■ Given instruction: Omit all pictures. Copy the rest of the material exactly.

═════ Excerpted data

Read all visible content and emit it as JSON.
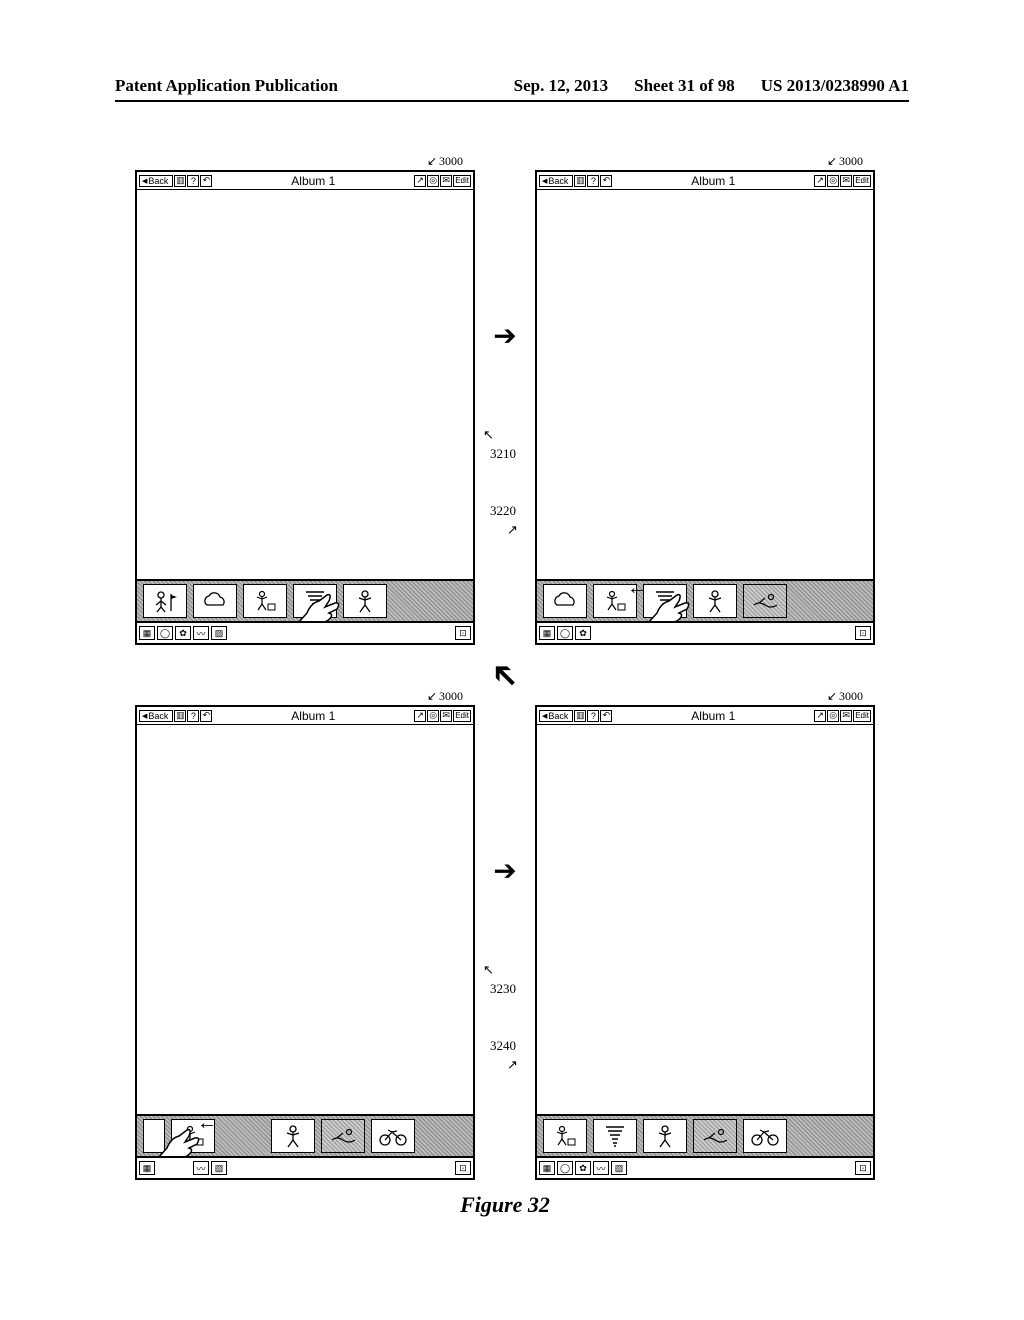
{
  "header": {
    "left": "Patent Application Publication",
    "date": "Sep. 12, 2013",
    "sheet": "Sheet 31 of 98",
    "pubno": "US 2013/0238990 A1"
  },
  "figure_caption": "Figure 32",
  "callouts": {
    "device": "3000",
    "a": "3210",
    "b": "3220",
    "c": "3230",
    "d": "3240"
  },
  "toolbar": {
    "back": "Back",
    "title": "Album 1",
    "edit": "Edit"
  },
  "icons": {
    "person_flag": "person-flag-icon",
    "cloud": "cloud-icon",
    "person_sub": "person-sub-icon",
    "tornado": "tornado-icon",
    "person": "person-icon",
    "swim": "swimmer-icon",
    "bike": "bike-icon",
    "grid": "grid-icon",
    "gear": "gear-icon",
    "globe": "globe-icon",
    "wave": "wave-icon",
    "puzzle": "puzzle-icon",
    "mail": "mail-icon",
    "undo": "undo-icon",
    "help": "help-icon",
    "columns": "columns-icon",
    "photo": "photo-icon",
    "export": "export-icon"
  }
}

══════════

■ Output of the task:
Read all visible content and emit it as JSON.
{
  "header": {
    "left": "Patent Application Publication",
    "date": "Sep. 12, 2013",
    "sheet": "Sheet 31 of 98",
    "pubno": "US 2013/0238990 A1"
  },
  "figure_caption": "Figure 32",
  "callouts": {
    "device": "3000",
    "a": "3210",
    "b": "3220",
    "c": "3230",
    "d": "3240"
  },
  "toolbar": {
    "back": "Back",
    "title": "Album 1",
    "edit": "Edit"
  },
  "icons": {
    "person_flag": "person-flag-icon",
    "cloud": "cloud-icon",
    "person_sub": "person-sub-icon",
    "tornado": "tornado-icon",
    "person": "person-icon",
    "swim": "swimmer-icon",
    "bike": "bike-icon",
    "grid": "grid-icon",
    "gear": "gear-icon",
    "globe": "globe-icon",
    "wave": "wave-icon",
    "puzzle": "puzzle-icon",
    "mail": "mail-icon",
    "undo": "undo-icon",
    "help": "help-icon",
    "columns": "columns-icon",
    "photo": "photo-icon",
    "export": "export-icon"
  }
}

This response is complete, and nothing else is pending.